Aim of the exercise
Collect each line holding the string "标记跑道".

Available records
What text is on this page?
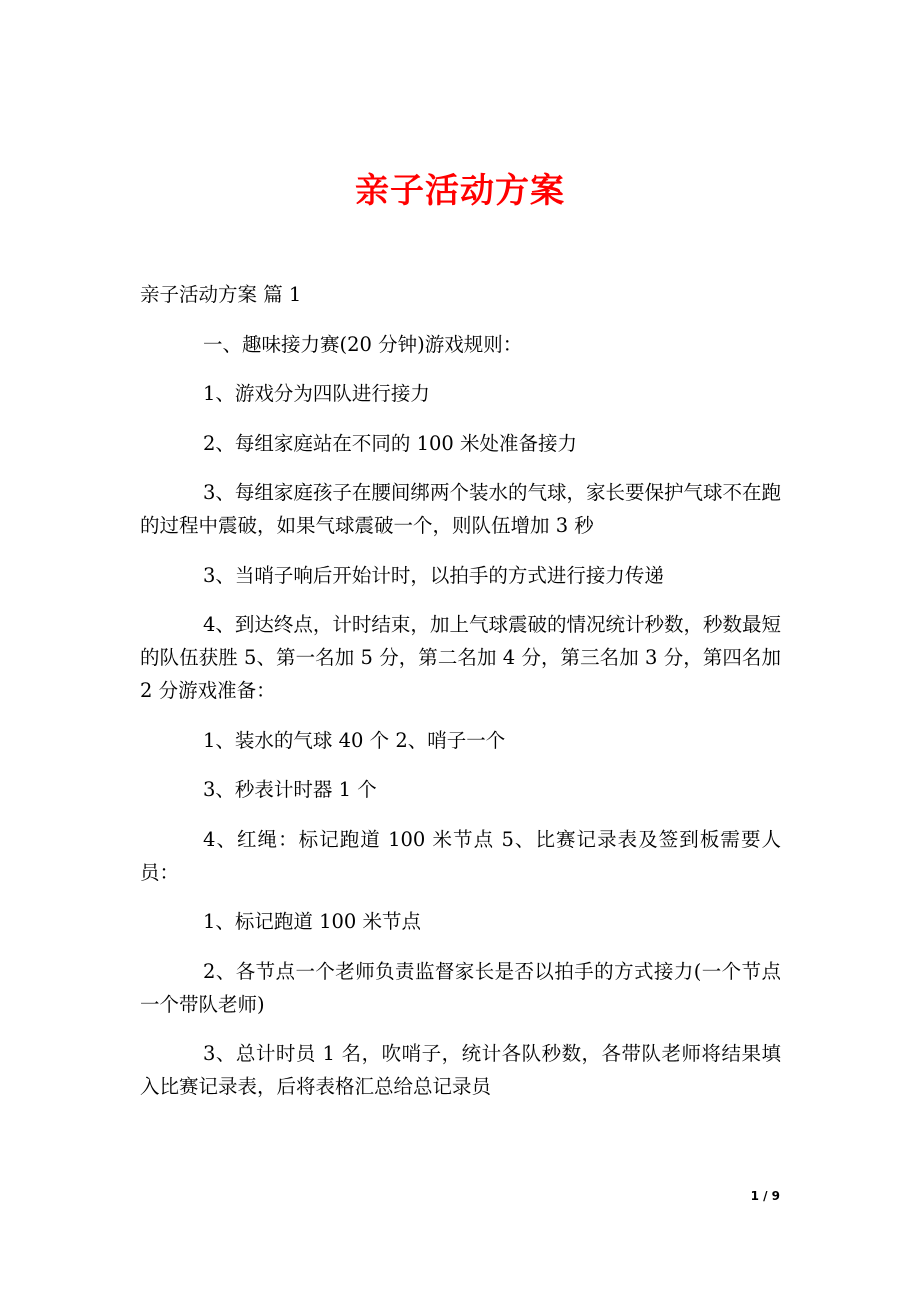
亲子活动方案

亲子活动方案 篇 1

一、趣味接力赛(20 分钟)游戏规则：

1、游戏分为四队进行接力

2、每组家庭站在不同的 100 米处准备接力

3、每组家庭孩子在腰间绑两个装水的气球，家长要保护气球不在跑的过程中震破，如果气球震破一个，则队伍增加 3 秒

3、当哨子响后开始计时，以拍手的方式进行接力传递

4、到达终点，计时结束，加上气球震破的情况统计秒数，秒数最短的队伍获胜 5、第一名加 5 分，第二名加 4 分，第三名加 3 分，第四名加 2 分游戏准备：

1、装水的气球 40 个 2、哨子一个

3、秒表计时器 1 个

4、红绳：标记跑道 100 米节点 5、比赛记录表及签到板需要人员：

1、标记跑道 100 米节点

2、各节点一个老师负责监督家长是否以拍手的方式接力(一个节点一个带队老师)

3、总计时员 1 名，吹哨子，统计各队秒数，各带队老师将结果填入比赛记录表，后将表格汇总给总记录员

1 / 9
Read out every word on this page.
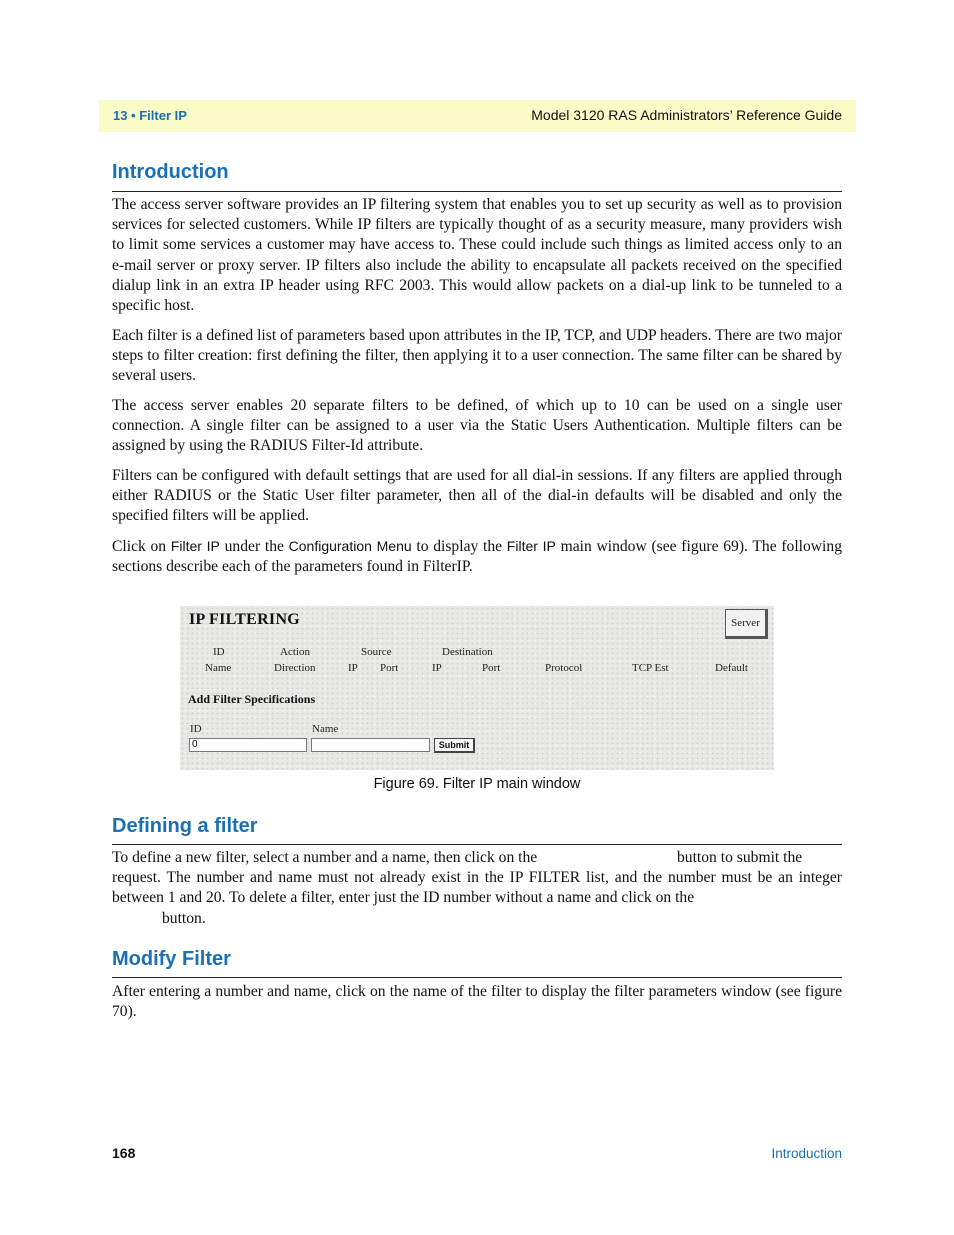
13 • Filter IP	Model 3120 RAS Administrators’ Reference Guide
Introduction

The access server software provides an IP filtering system that enables you to set up security as well as to provision services for selected customers. While IP filters are typically thought of as a security measure, many providers wish to limit some services a customer may have access to. These could include such things as limited access only to an e-mail server or proxy server. IP filters also include the ability to encapsulate all packets received on the specified dialup link in an extra IP header using RFC 2003. This would allow packets on a dial-up link to be tunneled to a specific host.

Each filter is a defined list of parameters based upon attributes in the IP, TCP, and UDP headers. There are two major steps to filter creation: first defining the filter, then applying it to a user connection. The same filter can be shared by several users.

The access server enables 20 separate filters to be defined, of which up to 10 can be used on a single user connection. A single filter can be assigned to a user via the Static Users Authentication. Multiple filters can be assigned by using the RADIUS Filter-Id attribute.

Filters can be configured with default settings that are used for all dial-in sessions. If any filters are applied through either RADIUS or the Static User filter parameter, then all of the dial-in defaults will be disabled and only the specified filters will be applied.

Click on Filter IP under the Configuration Menu to display the Filter IP main window (see figure 69). The following sections describe each of the parameters found in FilterIP.

IP FILTERING	Server
ID	Action	Source	Destination
Name	Direction	IP Port	IP	Port	Protocol	TCP Est	Default
Add Filter Specifications
ID	Name
0	Submit
Figure 69. Filter IP main window
Defining a filter
To define a new filter, select a number and a name, then click on the	button to submit the

request. The number and name must not already exist in the IP FILTER list, and the number must be an integer between 1 and 20. To delete a filter, enter just the ID number without a name and click on the

button.

Modify Filter

After entering a number and name, click on the name of the filter to display the filter parameters window (see figure 70).

168	Introduction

Solution to this task
4、红绳：标记跑道 100 米节点 5、比赛记录表及签到板需要人员：
1、标记跑道 100 米节点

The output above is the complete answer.